Required action: Every line with the string "Zhang" must be copied from the entries below.
+--
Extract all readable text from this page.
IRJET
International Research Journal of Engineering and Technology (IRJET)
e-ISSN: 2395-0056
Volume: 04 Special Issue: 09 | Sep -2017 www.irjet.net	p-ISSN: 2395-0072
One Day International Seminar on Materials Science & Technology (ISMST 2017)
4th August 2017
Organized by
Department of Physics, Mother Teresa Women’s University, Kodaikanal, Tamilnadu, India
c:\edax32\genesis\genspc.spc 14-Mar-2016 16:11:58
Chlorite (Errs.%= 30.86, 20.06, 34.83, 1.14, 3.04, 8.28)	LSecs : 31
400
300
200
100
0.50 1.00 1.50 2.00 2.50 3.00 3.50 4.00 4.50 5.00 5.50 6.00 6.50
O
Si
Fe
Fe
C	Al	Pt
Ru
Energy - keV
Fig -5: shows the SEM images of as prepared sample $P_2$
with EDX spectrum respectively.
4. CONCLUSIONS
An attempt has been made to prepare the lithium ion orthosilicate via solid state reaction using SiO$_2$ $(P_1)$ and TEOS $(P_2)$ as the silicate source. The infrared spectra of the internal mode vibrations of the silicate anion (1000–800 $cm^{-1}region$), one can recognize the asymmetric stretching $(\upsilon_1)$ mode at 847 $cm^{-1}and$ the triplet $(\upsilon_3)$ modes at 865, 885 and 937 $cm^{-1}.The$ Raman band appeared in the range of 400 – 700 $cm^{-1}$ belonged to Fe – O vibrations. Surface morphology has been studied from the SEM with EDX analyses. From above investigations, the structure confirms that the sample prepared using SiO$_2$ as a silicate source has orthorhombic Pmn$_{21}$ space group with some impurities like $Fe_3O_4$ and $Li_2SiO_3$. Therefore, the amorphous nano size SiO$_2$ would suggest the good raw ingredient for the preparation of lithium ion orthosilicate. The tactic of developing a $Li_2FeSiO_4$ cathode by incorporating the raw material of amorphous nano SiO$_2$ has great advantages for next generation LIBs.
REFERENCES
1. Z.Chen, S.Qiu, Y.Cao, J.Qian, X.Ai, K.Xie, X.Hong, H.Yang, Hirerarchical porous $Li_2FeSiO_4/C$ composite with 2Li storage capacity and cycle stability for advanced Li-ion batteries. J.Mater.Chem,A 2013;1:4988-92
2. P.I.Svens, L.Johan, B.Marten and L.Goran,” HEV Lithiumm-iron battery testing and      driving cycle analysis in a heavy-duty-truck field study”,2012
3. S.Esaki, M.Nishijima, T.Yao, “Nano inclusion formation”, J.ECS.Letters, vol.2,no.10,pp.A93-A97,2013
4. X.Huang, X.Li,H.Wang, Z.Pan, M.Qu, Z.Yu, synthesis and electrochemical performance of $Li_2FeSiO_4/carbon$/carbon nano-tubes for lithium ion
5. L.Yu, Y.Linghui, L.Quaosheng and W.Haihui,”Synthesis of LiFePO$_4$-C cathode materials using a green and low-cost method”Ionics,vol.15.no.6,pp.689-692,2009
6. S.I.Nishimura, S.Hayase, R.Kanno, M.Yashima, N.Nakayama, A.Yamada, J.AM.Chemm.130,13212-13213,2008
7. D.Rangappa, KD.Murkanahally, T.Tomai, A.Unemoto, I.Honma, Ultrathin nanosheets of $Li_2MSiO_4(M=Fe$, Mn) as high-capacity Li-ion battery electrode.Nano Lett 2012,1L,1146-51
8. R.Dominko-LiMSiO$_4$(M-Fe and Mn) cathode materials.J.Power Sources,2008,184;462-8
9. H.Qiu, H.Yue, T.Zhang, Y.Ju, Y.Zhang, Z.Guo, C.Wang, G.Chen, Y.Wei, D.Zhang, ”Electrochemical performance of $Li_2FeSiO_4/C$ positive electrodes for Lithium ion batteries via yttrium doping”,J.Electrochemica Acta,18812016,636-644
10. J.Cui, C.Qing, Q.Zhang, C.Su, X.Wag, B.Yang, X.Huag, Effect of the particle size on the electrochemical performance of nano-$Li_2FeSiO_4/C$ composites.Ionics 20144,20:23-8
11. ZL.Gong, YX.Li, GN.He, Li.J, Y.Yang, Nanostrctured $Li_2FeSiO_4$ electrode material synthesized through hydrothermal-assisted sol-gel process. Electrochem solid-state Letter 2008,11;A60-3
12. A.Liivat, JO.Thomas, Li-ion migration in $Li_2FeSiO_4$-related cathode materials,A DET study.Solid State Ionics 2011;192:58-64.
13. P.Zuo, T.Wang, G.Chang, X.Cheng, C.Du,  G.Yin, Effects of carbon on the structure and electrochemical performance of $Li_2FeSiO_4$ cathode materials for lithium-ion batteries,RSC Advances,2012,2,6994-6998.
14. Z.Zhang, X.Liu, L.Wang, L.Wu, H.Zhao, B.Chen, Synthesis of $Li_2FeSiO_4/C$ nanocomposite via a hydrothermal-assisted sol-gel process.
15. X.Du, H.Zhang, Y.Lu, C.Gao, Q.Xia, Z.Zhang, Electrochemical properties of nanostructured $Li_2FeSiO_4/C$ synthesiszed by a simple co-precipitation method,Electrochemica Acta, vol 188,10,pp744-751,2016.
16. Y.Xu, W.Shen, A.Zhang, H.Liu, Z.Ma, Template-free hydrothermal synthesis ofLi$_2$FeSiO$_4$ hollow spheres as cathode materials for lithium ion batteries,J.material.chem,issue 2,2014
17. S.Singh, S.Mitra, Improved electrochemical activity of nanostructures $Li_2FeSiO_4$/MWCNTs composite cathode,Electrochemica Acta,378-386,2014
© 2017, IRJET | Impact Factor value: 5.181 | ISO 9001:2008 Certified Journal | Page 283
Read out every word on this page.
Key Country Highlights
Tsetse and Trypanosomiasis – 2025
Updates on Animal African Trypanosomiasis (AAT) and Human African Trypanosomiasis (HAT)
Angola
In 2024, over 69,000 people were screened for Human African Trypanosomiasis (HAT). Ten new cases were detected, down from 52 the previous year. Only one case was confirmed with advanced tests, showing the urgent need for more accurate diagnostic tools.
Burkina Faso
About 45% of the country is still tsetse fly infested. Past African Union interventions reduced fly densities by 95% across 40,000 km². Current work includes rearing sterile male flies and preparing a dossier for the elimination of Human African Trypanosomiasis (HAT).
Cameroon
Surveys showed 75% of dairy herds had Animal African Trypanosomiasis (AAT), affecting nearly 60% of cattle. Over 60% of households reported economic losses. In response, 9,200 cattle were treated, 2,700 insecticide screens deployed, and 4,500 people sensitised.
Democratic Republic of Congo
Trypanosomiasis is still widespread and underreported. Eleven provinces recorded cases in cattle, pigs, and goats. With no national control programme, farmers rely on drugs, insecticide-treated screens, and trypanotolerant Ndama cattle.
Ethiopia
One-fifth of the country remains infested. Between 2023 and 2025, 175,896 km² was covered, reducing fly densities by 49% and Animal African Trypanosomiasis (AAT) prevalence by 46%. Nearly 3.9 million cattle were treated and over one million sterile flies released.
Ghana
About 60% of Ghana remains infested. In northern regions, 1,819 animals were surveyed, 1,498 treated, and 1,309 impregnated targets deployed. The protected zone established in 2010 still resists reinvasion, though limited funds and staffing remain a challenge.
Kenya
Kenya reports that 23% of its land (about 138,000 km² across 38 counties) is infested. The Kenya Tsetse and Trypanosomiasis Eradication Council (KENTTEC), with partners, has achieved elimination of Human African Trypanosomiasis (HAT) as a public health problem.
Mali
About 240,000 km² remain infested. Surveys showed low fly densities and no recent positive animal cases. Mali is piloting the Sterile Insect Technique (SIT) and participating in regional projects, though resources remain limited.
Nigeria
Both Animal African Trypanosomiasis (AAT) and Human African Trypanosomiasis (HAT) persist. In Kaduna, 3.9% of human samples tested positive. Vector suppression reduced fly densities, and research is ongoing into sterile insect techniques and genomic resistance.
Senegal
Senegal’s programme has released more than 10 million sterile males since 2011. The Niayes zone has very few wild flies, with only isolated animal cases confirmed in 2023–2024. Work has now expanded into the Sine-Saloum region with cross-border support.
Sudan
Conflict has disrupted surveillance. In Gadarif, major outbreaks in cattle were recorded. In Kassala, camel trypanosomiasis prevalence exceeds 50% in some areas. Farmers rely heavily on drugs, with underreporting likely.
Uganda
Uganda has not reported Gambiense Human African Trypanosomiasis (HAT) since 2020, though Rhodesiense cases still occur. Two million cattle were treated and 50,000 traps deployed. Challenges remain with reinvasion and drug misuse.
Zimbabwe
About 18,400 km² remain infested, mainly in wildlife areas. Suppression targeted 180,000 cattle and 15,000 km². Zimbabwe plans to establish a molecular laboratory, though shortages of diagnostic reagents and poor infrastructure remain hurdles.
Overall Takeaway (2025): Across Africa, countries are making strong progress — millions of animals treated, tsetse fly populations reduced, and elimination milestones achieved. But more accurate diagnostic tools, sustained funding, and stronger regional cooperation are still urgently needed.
+--
Task response:
9. H.Qiu, H.Yue, T.Zhang, Y.Ju, Y.Zhang, Z.Guo, C.Wang, G.Chen, Y.Wei, D.Zhang, ”Electrochemical performance of $Li_2FeSiO_4/C$ positive electrodes for Lithium ion batteries via yttrium doping”,J.Electrochemica Acta,18812016,636-644
10. J.Cui, C.Qing, Q.Zhang, C.Su, X.Wag, B.Yang, X.Huag, Effect of the particle size on the electrochemical performance of nano-$Li_2FeSiO_4/C$ composites.Ionics 20144,20:23-8
14. Z.Zhang, X.Liu, L.Wang, L.Wu, H.Zhao, B.Chen, Synthesis of $Li_2FeSiO_4/C$ nanocomposite via a hydrothermal-assisted sol-gel process.
15. X.Du, H.Zhang, Y.Lu, C.Gao, Q.Xia, Z.Zhang, Electrochemical properties of nanostructured $Li_2FeSiO_4/C$ synthesiszed by a simple co-precipitation method,Electrochemica Acta, vol 188,10,pp744-751,2016.
16. Y.Xu, W.Shen, A.Zhang, H.Liu, Z.Ma, Template-free hydrothermal synthesis ofLi$_2$FeSiO$_4$ hollow spheres as cathode materials for lithium ion batteries,J.material.chem,issue 2,2014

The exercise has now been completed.